[Extrait cité]
Voyage à Nantes 2019 : ces œuvres qui jouent les prolongations

© Martin Argyroglo, LVAN

Qui dit été qui arrive à son terme, dit également fin de l'édition 2019 du Voyage à Nantes qui s'est achevé ce dimanche 1er septembre. Comme chaque année, alors que la plupart des œuvres sont retirées, d'autres jouent les prolongations le temps de quelques semaines, et d'autres encore deviennent pérennes.

En plus de certaines expositions qui continuent à être visitables après la fin du Voyage à Nantes, deux œuvres jouent les prolongations le temps de quelques semaines : les installations « Hôtels et Faunes » de Pierrick Sorin dans les vitrines et halls d'hôtels nantais, et les Meules du collectif Fichtre qui vous permettront de profiter des rayons de soleil de septembre sur la terrasse des vents.

Quant aux 750 statues de l'œuvre « Reconstituer » de Stéphane Vigny, qui ornaient la place Royale, elles sont en vente sur le site internet Le Bon Vivre, si l'envie vous prenait d'en acheter une pour votre jardin.

[Données d'analyse de mise en page de documents]
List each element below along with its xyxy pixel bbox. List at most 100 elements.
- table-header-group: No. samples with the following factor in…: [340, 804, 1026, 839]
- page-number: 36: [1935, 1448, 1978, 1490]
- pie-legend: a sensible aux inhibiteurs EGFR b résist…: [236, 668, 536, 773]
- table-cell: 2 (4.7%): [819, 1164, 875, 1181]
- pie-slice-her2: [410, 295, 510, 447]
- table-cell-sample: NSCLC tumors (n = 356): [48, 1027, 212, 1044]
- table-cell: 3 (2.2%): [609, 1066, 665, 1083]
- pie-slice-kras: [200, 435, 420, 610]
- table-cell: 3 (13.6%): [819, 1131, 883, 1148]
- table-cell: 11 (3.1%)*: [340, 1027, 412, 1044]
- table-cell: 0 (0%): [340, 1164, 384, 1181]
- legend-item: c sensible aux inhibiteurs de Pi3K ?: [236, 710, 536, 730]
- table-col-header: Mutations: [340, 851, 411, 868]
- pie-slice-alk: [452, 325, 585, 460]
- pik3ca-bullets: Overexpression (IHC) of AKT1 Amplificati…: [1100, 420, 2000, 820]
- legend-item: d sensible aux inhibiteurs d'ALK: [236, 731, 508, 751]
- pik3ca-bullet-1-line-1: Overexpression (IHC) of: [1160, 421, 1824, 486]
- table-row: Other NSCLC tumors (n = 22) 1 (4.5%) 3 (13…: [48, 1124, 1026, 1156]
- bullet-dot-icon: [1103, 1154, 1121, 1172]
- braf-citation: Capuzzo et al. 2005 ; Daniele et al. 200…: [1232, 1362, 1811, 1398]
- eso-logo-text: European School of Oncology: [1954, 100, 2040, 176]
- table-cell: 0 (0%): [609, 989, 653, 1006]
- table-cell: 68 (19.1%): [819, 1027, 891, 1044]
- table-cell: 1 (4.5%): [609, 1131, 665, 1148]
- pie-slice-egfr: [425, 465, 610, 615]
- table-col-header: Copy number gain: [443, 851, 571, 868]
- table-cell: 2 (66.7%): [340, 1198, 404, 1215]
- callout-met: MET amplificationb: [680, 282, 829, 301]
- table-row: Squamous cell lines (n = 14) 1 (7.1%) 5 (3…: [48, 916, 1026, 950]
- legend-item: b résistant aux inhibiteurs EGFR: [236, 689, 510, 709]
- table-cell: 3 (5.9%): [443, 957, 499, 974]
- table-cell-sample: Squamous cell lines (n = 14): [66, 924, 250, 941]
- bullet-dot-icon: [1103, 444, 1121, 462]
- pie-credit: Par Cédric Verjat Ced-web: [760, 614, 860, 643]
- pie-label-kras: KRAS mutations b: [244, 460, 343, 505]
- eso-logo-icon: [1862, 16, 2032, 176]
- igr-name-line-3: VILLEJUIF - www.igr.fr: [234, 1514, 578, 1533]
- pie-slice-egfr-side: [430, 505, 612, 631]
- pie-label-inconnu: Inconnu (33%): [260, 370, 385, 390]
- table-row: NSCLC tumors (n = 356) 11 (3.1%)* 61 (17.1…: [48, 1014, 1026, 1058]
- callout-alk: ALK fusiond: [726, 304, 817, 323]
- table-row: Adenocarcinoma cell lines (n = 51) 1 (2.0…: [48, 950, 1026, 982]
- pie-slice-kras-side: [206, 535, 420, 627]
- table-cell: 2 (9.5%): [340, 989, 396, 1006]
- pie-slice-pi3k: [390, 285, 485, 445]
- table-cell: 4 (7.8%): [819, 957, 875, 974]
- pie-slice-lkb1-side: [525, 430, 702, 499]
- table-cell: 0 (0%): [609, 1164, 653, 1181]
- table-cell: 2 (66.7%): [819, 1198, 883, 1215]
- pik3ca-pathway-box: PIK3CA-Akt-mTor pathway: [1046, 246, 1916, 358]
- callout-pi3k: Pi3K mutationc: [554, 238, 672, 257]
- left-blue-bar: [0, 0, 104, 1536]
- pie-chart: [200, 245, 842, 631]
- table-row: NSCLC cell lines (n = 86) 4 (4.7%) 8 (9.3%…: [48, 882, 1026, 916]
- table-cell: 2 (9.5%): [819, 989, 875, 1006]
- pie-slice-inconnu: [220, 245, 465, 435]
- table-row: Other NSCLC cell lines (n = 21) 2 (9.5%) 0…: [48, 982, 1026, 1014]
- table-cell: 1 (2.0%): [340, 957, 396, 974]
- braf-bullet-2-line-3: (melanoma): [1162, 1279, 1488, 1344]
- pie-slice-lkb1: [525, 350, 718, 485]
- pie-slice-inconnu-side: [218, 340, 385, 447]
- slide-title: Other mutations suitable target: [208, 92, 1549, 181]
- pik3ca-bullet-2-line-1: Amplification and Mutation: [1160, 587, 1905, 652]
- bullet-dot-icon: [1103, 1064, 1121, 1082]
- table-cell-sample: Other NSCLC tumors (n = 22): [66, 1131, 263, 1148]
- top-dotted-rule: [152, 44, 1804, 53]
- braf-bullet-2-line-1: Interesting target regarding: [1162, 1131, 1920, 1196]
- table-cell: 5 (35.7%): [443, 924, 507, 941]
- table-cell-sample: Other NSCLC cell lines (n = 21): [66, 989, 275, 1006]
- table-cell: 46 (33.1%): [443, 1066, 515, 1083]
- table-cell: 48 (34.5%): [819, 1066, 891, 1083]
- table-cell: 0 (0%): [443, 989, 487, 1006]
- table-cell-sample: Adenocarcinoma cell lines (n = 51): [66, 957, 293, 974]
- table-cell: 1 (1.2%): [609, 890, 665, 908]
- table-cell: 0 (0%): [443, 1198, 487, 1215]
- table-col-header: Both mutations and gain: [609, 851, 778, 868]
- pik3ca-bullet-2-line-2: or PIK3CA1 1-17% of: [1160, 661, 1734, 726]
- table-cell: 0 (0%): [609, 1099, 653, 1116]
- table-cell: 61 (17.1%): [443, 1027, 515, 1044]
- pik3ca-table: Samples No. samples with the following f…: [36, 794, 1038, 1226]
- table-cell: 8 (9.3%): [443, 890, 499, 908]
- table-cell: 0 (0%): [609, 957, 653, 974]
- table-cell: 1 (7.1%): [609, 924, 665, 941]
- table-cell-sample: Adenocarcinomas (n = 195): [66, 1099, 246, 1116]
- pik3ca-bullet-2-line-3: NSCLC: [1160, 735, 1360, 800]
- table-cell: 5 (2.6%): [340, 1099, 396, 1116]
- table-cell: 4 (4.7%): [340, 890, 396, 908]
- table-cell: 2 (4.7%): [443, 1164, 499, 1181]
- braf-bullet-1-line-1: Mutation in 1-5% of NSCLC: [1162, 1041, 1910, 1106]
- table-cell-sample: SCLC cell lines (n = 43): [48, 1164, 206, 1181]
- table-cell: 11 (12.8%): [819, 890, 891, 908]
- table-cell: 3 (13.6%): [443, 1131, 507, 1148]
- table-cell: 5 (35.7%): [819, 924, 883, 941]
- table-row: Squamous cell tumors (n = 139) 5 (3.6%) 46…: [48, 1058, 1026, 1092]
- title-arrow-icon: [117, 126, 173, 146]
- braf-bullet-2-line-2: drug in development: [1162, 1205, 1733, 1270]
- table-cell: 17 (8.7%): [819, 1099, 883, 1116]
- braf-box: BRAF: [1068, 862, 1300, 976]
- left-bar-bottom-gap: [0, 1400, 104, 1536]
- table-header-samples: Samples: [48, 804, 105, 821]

[Consigne] Poursuivez le texte sur les œuvres du Voyage à Nantes 2019 après sa dernière phrase.

[Réponse]
Deux œuvres deviennent pérennes

Comme chaque année, une petite poignée d'œuvres deviennent pérennes et intègrent le parcours permanent du Voyage à Nantes. Ainsi, les années précédentes les oeuvres suivantes ont été pérennisées : « L'éloge du pas de côté », « L'éloge de la transgression », « Traverses », « De l'art des enseignes », « Le Feydball », ou encore le banc géant de Claude Ponti au jardin des plantes.

Cette année, deux oeuvres seulement intègrent le parcours permanent : « Le passage » (Eva Jospin) rue de la Tour d'Auvergne, et le « Belvédère de l'Hermitage » (Tadashi Kawamata) qui offre une vue imprenable sur Nantes.